Look through the data for the string "group". Copy every line where it is found.

# Supplied records
::::
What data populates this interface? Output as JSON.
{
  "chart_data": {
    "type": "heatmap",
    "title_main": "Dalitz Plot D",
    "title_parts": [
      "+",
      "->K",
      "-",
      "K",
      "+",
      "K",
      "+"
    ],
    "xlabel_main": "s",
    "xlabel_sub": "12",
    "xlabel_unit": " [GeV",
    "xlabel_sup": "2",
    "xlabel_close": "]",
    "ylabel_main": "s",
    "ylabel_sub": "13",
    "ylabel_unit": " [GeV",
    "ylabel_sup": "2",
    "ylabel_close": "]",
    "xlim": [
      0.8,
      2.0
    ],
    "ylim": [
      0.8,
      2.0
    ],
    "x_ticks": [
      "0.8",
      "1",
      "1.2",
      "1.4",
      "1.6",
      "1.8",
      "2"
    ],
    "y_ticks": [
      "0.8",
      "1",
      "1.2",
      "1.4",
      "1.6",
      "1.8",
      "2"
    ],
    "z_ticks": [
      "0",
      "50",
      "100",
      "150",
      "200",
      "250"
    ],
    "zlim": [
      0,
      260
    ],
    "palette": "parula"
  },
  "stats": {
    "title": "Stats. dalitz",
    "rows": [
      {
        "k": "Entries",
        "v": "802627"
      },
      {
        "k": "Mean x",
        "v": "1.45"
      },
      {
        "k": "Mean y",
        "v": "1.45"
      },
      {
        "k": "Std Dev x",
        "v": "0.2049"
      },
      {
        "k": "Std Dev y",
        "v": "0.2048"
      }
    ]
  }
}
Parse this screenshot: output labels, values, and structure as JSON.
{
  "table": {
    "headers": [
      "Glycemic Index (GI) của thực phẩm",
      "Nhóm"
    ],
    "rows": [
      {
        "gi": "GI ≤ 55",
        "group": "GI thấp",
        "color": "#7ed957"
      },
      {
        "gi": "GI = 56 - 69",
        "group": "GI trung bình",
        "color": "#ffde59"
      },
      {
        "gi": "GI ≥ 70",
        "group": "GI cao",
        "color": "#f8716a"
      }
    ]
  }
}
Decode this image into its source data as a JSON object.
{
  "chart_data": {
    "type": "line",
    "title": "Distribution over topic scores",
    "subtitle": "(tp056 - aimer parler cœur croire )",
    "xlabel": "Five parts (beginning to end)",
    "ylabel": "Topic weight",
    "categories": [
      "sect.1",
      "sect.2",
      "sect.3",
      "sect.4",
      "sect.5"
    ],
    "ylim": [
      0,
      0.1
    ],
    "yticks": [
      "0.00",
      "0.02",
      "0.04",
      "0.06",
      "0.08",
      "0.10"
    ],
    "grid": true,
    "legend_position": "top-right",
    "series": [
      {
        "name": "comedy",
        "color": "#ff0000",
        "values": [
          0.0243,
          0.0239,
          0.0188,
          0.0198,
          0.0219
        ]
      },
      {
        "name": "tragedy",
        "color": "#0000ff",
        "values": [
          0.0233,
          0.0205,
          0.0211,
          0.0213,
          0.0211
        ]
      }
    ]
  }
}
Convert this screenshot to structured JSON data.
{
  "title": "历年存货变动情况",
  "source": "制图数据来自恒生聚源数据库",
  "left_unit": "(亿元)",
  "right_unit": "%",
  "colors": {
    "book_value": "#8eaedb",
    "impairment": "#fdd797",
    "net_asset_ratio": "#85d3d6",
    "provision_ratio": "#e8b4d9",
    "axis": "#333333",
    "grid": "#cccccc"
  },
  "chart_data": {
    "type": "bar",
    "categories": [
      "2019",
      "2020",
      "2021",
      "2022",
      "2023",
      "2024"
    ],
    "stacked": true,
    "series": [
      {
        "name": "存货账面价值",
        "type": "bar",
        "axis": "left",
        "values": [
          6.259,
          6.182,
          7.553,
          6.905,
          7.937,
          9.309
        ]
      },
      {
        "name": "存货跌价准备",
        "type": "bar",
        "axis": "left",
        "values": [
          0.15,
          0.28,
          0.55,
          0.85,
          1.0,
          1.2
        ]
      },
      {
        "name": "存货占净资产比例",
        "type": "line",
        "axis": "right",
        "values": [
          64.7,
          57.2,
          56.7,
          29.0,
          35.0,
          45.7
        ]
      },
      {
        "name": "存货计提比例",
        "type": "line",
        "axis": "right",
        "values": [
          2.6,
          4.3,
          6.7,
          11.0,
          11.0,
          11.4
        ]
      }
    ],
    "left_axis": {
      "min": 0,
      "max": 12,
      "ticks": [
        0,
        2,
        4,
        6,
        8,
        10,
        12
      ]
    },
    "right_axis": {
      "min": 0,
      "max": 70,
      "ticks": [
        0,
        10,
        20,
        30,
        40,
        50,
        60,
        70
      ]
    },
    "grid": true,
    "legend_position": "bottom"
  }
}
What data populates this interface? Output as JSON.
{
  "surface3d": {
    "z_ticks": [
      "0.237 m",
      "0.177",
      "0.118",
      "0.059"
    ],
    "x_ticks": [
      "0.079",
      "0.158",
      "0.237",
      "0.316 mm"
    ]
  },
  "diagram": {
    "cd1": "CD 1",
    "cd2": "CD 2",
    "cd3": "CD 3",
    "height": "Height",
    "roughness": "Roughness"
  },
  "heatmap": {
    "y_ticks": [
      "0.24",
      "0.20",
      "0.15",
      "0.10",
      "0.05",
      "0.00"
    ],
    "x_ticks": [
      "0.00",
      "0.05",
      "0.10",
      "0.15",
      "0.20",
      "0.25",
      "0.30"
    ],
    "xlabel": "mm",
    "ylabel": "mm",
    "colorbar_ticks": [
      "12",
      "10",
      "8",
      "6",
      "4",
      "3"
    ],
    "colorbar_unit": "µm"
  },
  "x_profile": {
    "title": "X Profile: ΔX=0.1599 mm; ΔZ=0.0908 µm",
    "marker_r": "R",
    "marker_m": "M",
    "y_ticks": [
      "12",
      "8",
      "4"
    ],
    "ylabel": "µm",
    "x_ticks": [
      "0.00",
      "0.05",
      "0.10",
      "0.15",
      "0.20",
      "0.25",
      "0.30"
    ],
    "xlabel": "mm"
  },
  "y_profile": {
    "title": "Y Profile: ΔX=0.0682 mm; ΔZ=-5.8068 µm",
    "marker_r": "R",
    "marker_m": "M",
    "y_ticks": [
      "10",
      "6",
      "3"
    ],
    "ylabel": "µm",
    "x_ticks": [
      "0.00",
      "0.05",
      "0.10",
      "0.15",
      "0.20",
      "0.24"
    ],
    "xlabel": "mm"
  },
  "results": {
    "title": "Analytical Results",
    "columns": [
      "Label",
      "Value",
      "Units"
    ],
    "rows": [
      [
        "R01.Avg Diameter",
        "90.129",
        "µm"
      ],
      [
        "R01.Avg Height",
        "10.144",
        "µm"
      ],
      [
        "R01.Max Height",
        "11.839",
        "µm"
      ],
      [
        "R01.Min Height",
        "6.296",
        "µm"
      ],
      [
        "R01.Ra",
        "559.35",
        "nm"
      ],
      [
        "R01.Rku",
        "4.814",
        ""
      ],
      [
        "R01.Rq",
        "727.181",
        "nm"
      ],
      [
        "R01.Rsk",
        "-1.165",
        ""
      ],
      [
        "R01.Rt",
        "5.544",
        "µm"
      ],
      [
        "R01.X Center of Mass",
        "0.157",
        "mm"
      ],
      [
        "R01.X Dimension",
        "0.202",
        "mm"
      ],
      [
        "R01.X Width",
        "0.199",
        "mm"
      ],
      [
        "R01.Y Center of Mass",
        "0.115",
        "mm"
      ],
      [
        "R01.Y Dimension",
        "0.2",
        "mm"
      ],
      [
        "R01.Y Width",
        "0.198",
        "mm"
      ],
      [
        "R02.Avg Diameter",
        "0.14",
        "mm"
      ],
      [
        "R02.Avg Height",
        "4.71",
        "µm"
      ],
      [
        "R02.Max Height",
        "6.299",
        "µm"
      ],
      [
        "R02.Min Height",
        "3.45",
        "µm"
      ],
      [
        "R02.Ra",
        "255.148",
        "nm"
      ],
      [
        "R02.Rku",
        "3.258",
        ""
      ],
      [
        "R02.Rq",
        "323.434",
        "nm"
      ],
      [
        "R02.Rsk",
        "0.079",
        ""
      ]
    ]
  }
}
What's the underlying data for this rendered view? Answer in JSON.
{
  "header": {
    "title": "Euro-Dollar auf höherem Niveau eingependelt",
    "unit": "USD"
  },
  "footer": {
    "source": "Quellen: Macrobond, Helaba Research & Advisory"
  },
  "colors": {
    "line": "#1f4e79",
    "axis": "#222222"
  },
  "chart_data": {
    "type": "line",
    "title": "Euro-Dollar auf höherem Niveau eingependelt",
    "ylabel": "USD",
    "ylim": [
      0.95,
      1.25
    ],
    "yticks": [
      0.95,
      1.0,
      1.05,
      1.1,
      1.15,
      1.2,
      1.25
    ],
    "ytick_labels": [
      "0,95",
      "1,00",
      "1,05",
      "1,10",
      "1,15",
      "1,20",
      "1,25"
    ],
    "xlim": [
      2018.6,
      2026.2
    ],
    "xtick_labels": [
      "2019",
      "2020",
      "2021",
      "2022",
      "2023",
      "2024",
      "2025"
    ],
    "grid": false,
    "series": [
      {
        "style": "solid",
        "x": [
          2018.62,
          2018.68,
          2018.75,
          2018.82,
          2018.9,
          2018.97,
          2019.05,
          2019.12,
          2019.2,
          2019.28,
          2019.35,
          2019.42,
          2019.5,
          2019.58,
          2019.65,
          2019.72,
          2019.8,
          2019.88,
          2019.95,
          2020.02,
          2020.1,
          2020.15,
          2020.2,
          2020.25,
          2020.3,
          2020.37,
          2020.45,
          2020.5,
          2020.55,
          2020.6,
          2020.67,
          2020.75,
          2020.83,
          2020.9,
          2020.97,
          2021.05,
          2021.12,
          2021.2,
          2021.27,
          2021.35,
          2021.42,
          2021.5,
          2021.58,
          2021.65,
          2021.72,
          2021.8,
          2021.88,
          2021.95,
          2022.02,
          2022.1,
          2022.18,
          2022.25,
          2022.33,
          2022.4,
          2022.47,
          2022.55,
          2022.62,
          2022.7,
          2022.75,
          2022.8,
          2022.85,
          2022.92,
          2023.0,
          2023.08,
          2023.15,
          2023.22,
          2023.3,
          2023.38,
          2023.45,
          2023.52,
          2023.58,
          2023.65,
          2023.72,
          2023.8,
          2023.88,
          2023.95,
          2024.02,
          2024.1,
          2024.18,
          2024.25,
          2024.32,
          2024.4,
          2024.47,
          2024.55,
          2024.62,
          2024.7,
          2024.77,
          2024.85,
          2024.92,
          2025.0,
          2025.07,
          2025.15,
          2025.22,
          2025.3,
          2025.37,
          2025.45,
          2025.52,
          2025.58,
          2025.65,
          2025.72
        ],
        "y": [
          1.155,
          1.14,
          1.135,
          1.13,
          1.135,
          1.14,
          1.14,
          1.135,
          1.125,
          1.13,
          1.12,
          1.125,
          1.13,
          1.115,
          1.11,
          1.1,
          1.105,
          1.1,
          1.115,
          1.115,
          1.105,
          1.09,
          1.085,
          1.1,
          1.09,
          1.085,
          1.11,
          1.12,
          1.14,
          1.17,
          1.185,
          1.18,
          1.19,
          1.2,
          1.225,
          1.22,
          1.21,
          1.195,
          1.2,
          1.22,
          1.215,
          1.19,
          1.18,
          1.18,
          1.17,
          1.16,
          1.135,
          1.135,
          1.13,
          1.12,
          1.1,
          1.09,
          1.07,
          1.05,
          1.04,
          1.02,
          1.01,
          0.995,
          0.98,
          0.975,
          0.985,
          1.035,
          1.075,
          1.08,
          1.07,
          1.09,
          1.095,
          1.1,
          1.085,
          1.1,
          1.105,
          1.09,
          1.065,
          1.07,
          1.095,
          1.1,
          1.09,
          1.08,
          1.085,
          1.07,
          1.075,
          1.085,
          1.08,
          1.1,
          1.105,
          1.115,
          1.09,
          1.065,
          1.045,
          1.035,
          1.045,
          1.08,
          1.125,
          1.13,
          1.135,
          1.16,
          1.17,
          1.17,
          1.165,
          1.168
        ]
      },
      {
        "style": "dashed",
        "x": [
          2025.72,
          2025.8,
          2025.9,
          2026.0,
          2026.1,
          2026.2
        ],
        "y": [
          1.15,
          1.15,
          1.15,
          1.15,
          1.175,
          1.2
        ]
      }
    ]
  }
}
::::
# Written answer
        "group": "GI thấp",
        "group": "GI trung bình",
        "group": "GI cao",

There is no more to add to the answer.